Challenge - Copy every line of the material below, keeping each character as it appears.

Item position entries -
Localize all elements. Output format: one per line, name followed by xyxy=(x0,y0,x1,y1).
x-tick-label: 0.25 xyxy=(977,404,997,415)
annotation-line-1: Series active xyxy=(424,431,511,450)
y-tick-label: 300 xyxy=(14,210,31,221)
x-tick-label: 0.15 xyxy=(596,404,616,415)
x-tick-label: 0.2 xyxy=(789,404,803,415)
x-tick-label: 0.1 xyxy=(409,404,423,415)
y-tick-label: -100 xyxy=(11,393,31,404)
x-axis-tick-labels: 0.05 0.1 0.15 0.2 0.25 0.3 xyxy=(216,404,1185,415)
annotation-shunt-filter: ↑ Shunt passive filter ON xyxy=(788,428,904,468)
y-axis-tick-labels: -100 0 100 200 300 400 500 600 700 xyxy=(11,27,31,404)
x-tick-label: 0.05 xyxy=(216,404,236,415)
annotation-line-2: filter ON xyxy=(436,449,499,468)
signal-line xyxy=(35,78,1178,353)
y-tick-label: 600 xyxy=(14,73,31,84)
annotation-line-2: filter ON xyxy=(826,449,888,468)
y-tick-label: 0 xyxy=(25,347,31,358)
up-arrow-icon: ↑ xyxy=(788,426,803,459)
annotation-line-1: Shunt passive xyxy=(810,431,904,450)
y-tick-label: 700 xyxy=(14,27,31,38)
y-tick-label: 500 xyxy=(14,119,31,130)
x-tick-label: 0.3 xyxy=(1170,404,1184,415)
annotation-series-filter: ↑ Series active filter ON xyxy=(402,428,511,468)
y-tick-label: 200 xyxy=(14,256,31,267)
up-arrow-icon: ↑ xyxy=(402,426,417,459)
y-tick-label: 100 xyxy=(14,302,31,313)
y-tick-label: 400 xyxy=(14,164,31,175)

Full solution -
Localize all elements. Output format: one per line, name followed by xyxy=(x0,y0,x1,y1).
x-tick-label: 0.25 xyxy=(977,404,997,415)
annotation-line-1: Series active xyxy=(424,431,511,450)
y-tick-label: 300 xyxy=(14,210,31,221)
x-tick-label: 0.15 xyxy=(596,404,616,415)
x-tick-label: 0.2 xyxy=(789,404,803,415)
x-tick-label: 0.1 xyxy=(409,404,423,415)
y-tick-label: -100 xyxy=(11,393,31,404)
x-axis-tick-labels: 0.05 0.1 0.15 0.2 0.25 0.3 xyxy=(216,404,1185,415)
annotation-shunt-filter: ↑ Shunt passive filter ON xyxy=(788,428,904,468)
y-axis-tick-labels: -100 0 100 200 300 400 500 600 700 xyxy=(11,27,31,404)
x-tick-label: 0.05 xyxy=(216,404,236,415)
annotation-line-2: filter ON xyxy=(436,449,499,468)
signal-line xyxy=(35,78,1178,353)
y-tick-label: 600 xyxy=(14,73,31,84)
annotation-line-2: filter ON xyxy=(826,449,888,468)
y-tick-label: 0 xyxy=(25,347,31,358)
up-arrow-icon: ↑ xyxy=(788,426,803,459)
annotation-line-1: Shunt passive xyxy=(810,431,904,450)
y-tick-label: 700 xyxy=(14,27,31,38)
y-tick-label: 500 xyxy=(14,119,31,130)
x-tick-label: 0.3 xyxy=(1170,404,1184,415)
annotation-series-filter: ↑ Series active filter ON xyxy=(402,428,511,468)
y-tick-label: 200 xyxy=(14,256,31,267)
up-arrow-icon: ↑ xyxy=(402,426,417,459)
y-tick-label: 100 xyxy=(14,302,31,313)
y-tick-label: 400 xyxy=(14,164,31,175)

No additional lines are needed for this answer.